━━━ RECORDS SHOWN ━━━
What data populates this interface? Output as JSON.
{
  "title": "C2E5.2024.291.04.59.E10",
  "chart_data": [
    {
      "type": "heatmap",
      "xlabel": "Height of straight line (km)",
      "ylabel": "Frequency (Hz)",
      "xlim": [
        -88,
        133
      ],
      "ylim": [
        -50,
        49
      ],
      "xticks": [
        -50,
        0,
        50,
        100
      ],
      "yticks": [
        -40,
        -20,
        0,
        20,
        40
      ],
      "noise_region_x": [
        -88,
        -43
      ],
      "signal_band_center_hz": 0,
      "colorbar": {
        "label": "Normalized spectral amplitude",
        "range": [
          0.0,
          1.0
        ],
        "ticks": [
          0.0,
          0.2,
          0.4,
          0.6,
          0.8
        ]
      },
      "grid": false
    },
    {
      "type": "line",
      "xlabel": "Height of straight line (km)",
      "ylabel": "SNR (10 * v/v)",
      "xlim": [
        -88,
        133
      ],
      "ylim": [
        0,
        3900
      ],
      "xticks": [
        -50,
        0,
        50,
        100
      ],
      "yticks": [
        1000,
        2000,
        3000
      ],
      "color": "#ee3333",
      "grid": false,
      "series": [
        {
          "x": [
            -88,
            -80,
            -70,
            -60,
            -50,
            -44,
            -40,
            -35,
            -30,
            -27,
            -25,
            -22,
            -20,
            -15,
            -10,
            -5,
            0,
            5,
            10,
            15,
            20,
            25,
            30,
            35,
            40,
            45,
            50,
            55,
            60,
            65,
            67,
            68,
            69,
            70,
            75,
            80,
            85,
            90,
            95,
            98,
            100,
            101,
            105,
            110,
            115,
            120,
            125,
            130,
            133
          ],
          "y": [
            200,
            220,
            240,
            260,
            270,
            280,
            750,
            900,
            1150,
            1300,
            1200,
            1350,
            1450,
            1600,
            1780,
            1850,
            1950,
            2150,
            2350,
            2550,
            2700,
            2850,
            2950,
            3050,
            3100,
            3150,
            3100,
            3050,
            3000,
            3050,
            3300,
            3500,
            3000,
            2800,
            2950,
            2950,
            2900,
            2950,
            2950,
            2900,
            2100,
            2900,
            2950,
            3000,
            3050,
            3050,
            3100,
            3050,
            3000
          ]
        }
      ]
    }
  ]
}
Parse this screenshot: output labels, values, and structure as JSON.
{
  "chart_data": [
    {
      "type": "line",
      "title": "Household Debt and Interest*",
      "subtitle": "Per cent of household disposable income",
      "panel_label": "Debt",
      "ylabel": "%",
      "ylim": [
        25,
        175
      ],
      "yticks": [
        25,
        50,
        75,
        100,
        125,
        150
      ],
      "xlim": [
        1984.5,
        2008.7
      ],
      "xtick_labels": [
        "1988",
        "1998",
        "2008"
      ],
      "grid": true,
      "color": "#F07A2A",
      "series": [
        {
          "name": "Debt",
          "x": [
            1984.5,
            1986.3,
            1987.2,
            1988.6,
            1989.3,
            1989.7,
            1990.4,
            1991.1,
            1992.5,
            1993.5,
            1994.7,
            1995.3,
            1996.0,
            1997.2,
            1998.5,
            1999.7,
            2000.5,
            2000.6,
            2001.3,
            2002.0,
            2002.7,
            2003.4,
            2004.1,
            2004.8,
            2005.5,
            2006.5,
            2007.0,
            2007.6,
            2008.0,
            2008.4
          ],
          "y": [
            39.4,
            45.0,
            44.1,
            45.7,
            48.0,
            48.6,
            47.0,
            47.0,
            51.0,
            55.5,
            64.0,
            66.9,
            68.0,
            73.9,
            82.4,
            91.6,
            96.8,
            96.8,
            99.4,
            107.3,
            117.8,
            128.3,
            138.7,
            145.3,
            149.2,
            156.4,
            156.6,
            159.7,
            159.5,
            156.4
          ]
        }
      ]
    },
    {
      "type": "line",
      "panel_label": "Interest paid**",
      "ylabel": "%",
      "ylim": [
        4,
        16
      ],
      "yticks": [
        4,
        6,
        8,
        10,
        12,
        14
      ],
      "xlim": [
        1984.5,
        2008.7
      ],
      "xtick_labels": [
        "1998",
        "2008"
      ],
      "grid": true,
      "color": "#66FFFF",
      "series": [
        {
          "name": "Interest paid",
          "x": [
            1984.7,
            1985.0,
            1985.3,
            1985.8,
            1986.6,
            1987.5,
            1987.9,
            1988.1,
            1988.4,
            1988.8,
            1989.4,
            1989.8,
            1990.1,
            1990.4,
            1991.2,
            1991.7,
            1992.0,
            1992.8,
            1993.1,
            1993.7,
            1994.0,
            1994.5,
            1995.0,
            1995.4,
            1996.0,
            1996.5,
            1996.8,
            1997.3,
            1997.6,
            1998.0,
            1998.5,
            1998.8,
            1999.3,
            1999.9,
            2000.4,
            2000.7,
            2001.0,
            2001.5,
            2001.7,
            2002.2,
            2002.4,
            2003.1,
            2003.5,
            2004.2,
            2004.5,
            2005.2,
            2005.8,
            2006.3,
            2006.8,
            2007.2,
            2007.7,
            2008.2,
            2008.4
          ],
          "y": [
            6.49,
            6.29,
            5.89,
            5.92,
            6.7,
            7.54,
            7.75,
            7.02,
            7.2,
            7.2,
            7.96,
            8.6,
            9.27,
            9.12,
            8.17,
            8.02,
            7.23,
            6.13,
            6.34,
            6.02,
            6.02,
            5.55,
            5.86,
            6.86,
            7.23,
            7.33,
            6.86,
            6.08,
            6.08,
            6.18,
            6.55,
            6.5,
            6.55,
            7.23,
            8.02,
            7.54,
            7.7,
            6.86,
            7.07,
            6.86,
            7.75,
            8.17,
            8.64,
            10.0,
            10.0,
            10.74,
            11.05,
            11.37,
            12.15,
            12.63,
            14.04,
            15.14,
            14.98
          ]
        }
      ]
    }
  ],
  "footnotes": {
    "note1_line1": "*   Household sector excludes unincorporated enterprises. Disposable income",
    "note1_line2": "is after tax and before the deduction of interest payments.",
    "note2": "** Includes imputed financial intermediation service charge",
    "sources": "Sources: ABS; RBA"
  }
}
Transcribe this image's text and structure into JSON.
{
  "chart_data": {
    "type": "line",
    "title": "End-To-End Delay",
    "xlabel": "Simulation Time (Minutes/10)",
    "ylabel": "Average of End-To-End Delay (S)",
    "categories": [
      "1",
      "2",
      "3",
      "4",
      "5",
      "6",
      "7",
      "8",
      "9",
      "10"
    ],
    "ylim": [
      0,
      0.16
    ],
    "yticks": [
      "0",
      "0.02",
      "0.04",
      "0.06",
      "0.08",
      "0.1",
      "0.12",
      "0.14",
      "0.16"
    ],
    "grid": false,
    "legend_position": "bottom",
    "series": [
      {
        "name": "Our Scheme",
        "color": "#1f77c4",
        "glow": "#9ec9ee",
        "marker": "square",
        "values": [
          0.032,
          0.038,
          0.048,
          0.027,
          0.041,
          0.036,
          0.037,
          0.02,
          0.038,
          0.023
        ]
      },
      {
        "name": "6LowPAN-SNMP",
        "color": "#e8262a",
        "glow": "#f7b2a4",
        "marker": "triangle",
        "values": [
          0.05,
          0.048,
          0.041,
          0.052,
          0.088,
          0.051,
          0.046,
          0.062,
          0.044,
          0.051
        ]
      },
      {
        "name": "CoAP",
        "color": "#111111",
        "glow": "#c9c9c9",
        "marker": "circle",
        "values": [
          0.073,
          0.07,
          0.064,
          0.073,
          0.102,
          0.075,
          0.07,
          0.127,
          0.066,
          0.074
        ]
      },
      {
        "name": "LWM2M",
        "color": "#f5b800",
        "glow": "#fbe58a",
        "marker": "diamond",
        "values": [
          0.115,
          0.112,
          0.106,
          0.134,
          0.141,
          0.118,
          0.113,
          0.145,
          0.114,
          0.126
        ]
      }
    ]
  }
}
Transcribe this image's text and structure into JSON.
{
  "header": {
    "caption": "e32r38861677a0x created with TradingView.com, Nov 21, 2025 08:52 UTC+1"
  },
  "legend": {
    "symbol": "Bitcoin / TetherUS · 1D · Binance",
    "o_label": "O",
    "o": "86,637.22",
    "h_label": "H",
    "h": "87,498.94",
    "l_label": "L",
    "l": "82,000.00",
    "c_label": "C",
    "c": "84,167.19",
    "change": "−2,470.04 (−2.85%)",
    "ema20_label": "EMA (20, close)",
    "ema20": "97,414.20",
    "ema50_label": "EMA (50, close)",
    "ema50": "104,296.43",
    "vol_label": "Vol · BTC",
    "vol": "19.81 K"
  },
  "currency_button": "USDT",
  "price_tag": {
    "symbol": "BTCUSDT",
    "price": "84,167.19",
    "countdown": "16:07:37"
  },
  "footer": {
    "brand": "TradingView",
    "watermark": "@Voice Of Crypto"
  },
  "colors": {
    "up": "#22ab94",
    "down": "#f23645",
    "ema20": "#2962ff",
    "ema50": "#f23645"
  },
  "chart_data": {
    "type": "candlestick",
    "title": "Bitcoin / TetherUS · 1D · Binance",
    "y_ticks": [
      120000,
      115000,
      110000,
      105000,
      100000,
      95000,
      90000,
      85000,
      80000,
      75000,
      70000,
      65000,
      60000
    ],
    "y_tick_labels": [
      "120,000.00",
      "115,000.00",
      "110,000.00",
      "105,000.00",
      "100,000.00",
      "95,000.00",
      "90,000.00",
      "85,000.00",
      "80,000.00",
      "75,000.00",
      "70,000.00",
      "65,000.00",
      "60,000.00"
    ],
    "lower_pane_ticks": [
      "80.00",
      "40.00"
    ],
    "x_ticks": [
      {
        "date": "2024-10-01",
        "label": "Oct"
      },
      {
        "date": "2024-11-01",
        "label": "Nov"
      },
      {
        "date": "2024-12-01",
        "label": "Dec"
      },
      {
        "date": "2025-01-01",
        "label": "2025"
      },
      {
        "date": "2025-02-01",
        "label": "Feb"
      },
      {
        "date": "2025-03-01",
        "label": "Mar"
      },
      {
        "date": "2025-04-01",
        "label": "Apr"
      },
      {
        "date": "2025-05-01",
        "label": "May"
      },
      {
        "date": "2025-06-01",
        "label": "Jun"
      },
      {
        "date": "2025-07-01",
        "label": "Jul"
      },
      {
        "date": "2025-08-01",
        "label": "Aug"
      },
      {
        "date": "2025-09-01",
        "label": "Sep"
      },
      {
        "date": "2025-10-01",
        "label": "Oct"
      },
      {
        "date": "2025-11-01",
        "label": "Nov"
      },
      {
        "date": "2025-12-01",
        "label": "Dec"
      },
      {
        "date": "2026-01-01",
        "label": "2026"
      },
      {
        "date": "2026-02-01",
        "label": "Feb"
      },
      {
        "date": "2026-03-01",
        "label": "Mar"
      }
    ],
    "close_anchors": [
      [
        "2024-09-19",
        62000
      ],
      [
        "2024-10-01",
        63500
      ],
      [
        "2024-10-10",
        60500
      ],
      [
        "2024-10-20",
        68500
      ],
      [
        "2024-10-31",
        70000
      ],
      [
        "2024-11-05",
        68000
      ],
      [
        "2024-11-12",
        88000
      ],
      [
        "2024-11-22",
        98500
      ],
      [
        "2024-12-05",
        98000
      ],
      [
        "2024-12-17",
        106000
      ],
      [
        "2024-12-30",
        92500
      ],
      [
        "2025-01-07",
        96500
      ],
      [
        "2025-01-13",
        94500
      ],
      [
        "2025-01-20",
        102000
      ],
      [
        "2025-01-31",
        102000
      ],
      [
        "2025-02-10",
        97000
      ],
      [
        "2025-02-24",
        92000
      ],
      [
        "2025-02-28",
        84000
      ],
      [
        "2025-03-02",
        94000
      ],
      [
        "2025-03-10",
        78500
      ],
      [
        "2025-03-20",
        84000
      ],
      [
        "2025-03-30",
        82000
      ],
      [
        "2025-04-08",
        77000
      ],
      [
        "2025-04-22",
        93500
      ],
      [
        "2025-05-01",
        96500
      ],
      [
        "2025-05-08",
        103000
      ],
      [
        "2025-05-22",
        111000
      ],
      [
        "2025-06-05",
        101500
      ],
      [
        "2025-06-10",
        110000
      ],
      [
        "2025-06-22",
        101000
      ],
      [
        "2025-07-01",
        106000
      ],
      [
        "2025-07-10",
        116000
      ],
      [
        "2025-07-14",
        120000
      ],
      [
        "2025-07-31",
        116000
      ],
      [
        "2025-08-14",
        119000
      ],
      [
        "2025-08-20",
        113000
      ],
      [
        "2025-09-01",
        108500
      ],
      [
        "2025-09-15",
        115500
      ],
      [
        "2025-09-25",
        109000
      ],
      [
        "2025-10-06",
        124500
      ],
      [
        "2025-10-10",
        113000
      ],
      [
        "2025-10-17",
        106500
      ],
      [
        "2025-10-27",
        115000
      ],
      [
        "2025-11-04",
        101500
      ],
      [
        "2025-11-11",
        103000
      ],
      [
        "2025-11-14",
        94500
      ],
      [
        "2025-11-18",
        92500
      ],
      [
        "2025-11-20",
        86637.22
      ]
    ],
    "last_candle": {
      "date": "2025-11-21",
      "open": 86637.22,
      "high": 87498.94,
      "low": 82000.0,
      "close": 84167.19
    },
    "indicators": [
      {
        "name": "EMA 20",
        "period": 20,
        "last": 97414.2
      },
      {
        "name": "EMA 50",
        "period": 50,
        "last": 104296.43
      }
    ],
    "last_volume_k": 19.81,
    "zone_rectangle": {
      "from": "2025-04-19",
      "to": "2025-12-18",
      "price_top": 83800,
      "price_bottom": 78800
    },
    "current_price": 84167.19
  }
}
━━━
> [TASK STATEMENT] Pick out and copy every line that contains the word "income".

> [PROBLEM SOLUTION]
      "subtitle": "Per cent of household disposable income",
    "note1_line1": "*   Household sector excludes unincorporated enterprises. Disposable income",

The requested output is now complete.